INSTRUCTIONS FOR THE TASK>
Copies of all lines that contain "Relative" are needed; take them from the data below.

DATA FOR PROCESSING>
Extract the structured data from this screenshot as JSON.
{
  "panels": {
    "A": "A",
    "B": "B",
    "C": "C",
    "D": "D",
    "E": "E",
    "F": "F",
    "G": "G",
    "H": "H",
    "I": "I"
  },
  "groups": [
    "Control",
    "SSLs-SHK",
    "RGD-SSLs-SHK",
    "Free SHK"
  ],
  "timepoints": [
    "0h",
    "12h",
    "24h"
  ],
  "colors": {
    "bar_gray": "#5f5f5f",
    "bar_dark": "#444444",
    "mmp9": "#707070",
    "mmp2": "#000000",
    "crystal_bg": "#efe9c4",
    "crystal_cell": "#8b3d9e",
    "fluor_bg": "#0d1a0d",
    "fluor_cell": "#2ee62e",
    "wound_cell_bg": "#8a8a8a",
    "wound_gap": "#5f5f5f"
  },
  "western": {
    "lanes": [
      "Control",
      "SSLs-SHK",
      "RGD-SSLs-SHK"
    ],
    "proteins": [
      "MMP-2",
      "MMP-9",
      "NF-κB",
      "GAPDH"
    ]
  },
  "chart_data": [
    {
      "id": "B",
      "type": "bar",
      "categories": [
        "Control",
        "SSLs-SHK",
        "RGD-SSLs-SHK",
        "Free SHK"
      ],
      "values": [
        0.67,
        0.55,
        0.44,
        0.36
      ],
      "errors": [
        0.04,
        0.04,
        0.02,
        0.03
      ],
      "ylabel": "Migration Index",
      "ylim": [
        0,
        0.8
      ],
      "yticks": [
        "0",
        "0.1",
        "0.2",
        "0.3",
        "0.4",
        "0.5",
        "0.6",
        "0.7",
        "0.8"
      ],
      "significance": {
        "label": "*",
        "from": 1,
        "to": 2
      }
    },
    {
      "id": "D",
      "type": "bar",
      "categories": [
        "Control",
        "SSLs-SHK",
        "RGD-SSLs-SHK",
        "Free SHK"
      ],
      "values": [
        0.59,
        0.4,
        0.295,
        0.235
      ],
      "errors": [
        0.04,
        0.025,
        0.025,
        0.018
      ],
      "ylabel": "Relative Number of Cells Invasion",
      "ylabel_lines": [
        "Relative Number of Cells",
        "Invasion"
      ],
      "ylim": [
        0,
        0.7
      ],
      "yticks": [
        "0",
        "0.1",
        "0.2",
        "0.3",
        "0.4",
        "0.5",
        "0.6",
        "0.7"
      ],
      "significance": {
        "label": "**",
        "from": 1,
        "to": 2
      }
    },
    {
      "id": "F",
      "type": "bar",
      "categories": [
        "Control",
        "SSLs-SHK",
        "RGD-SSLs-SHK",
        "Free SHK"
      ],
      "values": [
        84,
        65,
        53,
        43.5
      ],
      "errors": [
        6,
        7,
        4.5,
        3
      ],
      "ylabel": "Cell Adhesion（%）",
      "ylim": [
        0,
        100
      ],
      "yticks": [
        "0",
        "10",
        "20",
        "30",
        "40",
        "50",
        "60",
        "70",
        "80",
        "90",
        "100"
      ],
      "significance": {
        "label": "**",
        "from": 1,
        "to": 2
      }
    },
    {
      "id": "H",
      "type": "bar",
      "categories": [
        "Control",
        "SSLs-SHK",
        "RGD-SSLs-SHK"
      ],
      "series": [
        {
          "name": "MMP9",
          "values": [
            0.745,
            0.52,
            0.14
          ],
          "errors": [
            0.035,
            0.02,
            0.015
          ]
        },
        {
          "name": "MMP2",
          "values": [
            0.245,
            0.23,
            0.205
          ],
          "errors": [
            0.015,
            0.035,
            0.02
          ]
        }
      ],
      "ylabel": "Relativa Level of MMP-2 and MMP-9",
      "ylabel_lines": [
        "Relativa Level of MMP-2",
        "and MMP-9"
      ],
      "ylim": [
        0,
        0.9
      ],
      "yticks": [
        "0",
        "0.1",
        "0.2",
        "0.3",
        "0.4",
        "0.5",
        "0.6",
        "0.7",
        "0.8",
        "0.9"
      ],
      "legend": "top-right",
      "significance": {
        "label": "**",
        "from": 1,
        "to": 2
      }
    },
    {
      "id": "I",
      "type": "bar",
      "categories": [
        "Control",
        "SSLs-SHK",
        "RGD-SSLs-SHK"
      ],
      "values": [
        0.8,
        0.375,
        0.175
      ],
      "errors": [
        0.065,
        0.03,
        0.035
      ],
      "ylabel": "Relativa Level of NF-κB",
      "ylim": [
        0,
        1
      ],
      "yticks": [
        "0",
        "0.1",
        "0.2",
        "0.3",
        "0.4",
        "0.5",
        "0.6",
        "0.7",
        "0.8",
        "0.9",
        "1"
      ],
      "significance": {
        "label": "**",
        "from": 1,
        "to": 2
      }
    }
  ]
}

SOLUTION TO THIS EXERCISE>
      "ylabel": "Relative Number of Cells Invasion",
        "Relative Number of Cells",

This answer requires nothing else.